**STATED EXERCISE:**
Copy out every line of the listing below word for word, leaving out the pictures.

**DATA SECTION:**
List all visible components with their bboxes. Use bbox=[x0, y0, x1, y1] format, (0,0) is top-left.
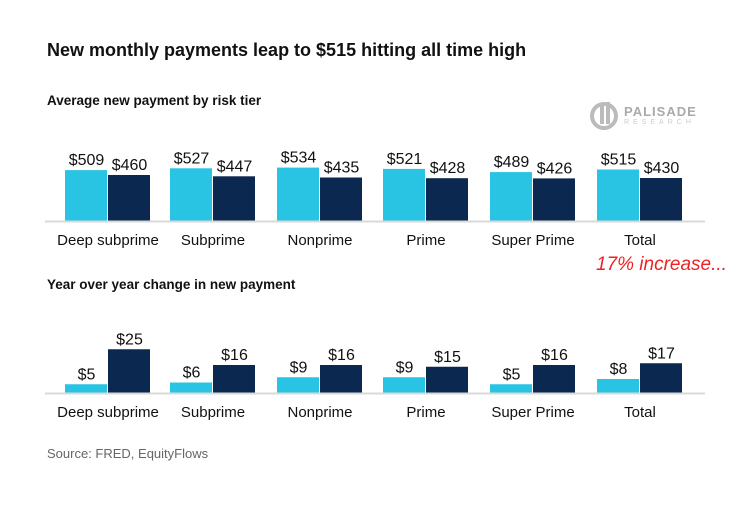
data-label: $5 bbox=[78, 366, 96, 383]
bar-light bbox=[490, 172, 532, 221]
data-label: $16 bbox=[328, 347, 355, 364]
category-label: Deep subprime bbox=[57, 404, 159, 421]
bar-light bbox=[277, 377, 319, 393]
bar-dark bbox=[320, 365, 362, 393]
category-label: Total bbox=[624, 232, 656, 249]
category-label: Total bbox=[624, 404, 656, 421]
bar-light bbox=[597, 379, 639, 393]
bar-dark bbox=[533, 365, 575, 393]
bar-dark bbox=[426, 366, 468, 393]
bar-dark bbox=[640, 178, 682, 221]
bar-light bbox=[597, 169, 639, 221]
bar-light bbox=[383, 168, 425, 221]
logo-sub: RESEARCH bbox=[624, 119, 695, 126]
annotation: 17% increase... bbox=[596, 254, 727, 275]
category-label: Super Prime bbox=[491, 232, 574, 249]
category-label: Prime bbox=[406, 232, 445, 249]
bar-light bbox=[383, 377, 425, 393]
logo-icon bbox=[590, 102, 618, 130]
chart2-title: Year over year change in new payment bbox=[47, 277, 296, 292]
category-label: Nonprime bbox=[287, 232, 352, 249]
category-label: Nonprime bbox=[287, 404, 352, 421]
data-label: $447 bbox=[217, 158, 253, 175]
bar-light bbox=[277, 167, 319, 221]
bar-dark bbox=[108, 175, 150, 221]
bar-light bbox=[170, 382, 212, 393]
bar-light bbox=[490, 384, 532, 393]
data-label: $5 bbox=[503, 366, 521, 383]
data-label: $15 bbox=[434, 349, 461, 366]
chart1-title: Average new payment by risk tier bbox=[47, 93, 262, 108]
category-label: Super Prime bbox=[491, 404, 574, 421]
data-label: $521 bbox=[387, 151, 423, 168]
source-note: Source: FRED, EquityFlows bbox=[47, 446, 209, 461]
data-label: $515 bbox=[601, 152, 637, 169]
data-label: $9 bbox=[290, 359, 308, 376]
chart-title: New monthly payments leap to $515 hittin… bbox=[47, 40, 527, 60]
data-label: $509 bbox=[69, 152, 105, 169]
data-label: $17 bbox=[648, 345, 675, 362]
data-label: $430 bbox=[644, 160, 680, 177]
data-label: $435 bbox=[324, 160, 360, 177]
data-label: $534 bbox=[281, 150, 317, 167]
bar-light bbox=[65, 384, 107, 393]
data-label: $9 bbox=[396, 359, 414, 376]
data-label: $16 bbox=[541, 347, 568, 364]
category-label: Subprime bbox=[181, 404, 245, 421]
bar-dark bbox=[213, 365, 255, 393]
data-label: $527 bbox=[174, 150, 210, 167]
data-label: $426 bbox=[537, 160, 573, 177]
data-label: $6 bbox=[183, 365, 201, 382]
data-label: $16 bbox=[221, 347, 248, 364]
data-label: $460 bbox=[112, 157, 148, 174]
bar-dark bbox=[320, 177, 362, 221]
bar-light bbox=[65, 170, 107, 221]
data-label: $8 bbox=[610, 361, 628, 378]
bar-dark bbox=[108, 349, 150, 393]
category-label: Subprime bbox=[181, 232, 245, 249]
bar-dark bbox=[426, 178, 468, 221]
bar-light bbox=[170, 168, 212, 221]
bar-dark bbox=[533, 178, 575, 221]
category-label: Deep subprime bbox=[57, 232, 159, 249]
data-label: $428 bbox=[430, 160, 466, 177]
data-label: $25 bbox=[116, 331, 143, 348]
data-label: $489 bbox=[494, 154, 530, 171]
logo-name: PALISADE bbox=[624, 104, 697, 119]
bar-dark bbox=[640, 363, 682, 393]
bar-dark bbox=[213, 176, 255, 221]
category-label: Prime bbox=[406, 404, 445, 421]
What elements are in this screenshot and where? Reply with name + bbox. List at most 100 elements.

**EXERCISE ANSWER:**
List all visible components with their bboxes. Use bbox=[x0, y0, x1, y1] format, (0,0) is top-left.
data-label: $5 bbox=[78, 366, 96, 383]
bar-light bbox=[490, 172, 532, 221]
data-label: $16 bbox=[328, 347, 355, 364]
category-label: Deep subprime bbox=[57, 404, 159, 421]
bar-light bbox=[277, 377, 319, 393]
bar-dark bbox=[320, 365, 362, 393]
category-label: Total bbox=[624, 232, 656, 249]
category-label: Total bbox=[624, 404, 656, 421]
bar-light bbox=[597, 379, 639, 393]
bar-dark bbox=[533, 365, 575, 393]
bar-dark bbox=[426, 366, 468, 393]
bar-dark bbox=[640, 178, 682, 221]
bar-light bbox=[597, 169, 639, 221]
bar-light bbox=[383, 168, 425, 221]
logo-sub: RESEARCH bbox=[624, 119, 695, 126]
annotation: 17% increase... bbox=[596, 254, 727, 275]
category-label: Super Prime bbox=[491, 232, 574, 249]
category-label: Prime bbox=[406, 232, 445, 249]
bar-light bbox=[383, 377, 425, 393]
logo-icon bbox=[590, 102, 618, 130]
chart2-title: Year over year change in new payment bbox=[47, 277, 296, 292]
category-label: Nonprime bbox=[287, 232, 352, 249]
category-label: Nonprime bbox=[287, 404, 352, 421]
data-label: $447 bbox=[217, 158, 253, 175]
bar-light bbox=[277, 167, 319, 221]
bar-dark bbox=[108, 175, 150, 221]
bar-light bbox=[170, 382, 212, 393]
bar-light bbox=[490, 384, 532, 393]
data-label: $5 bbox=[503, 366, 521, 383]
data-label: $15 bbox=[434, 349, 461, 366]
chart1-title: Average new payment by risk tier bbox=[47, 93, 262, 108]
category-label: Super Prime bbox=[491, 404, 574, 421]
data-label: $521 bbox=[387, 151, 423, 168]
source-note: Source: FRED, EquityFlows bbox=[47, 446, 209, 461]
data-label: $515 bbox=[601, 152, 637, 169]
data-label: $9 bbox=[290, 359, 308, 376]
chart-title: New monthly payments leap to $515 hittin… bbox=[47, 40, 527, 60]
data-label: $509 bbox=[69, 152, 105, 169]
data-label: $17 bbox=[648, 345, 675, 362]
data-label: $430 bbox=[644, 160, 680, 177]
data-label: $435 bbox=[324, 160, 360, 177]
data-label: $534 bbox=[281, 150, 317, 167]
bar-light bbox=[65, 384, 107, 393]
data-label: $9 bbox=[396, 359, 414, 376]
data-label: $16 bbox=[541, 347, 568, 364]
category-label: Subprime bbox=[181, 404, 245, 421]
bar-dark bbox=[213, 365, 255, 393]
data-label: $527 bbox=[174, 150, 210, 167]
data-label: $426 bbox=[537, 160, 573, 177]
data-label: $6 bbox=[183, 365, 201, 382]
data-label: $16 bbox=[221, 347, 248, 364]
data-label: $460 bbox=[112, 157, 148, 174]
bar-dark bbox=[320, 177, 362, 221]
bar-light bbox=[65, 170, 107, 221]
data-label: $8 bbox=[610, 361, 628, 378]
bar-dark bbox=[108, 349, 150, 393]
category-label: Subprime bbox=[181, 232, 245, 249]
bar-dark bbox=[426, 178, 468, 221]
bar-light bbox=[170, 168, 212, 221]
bar-dark bbox=[533, 178, 575, 221]
category-label: Deep subprime bbox=[57, 232, 159, 249]
data-label: $428 bbox=[430, 160, 466, 177]
data-label: $25 bbox=[116, 331, 143, 348]
data-label: $489 bbox=[494, 154, 530, 171]
logo-name: PALISADE bbox=[624, 104, 697, 119]
bar-dark bbox=[640, 363, 682, 393]
bar-dark bbox=[213, 176, 255, 221]
category-label: Prime bbox=[406, 404, 445, 421]
What elements are in this screenshot and where? Reply with name + bbox. List at most 100 elements.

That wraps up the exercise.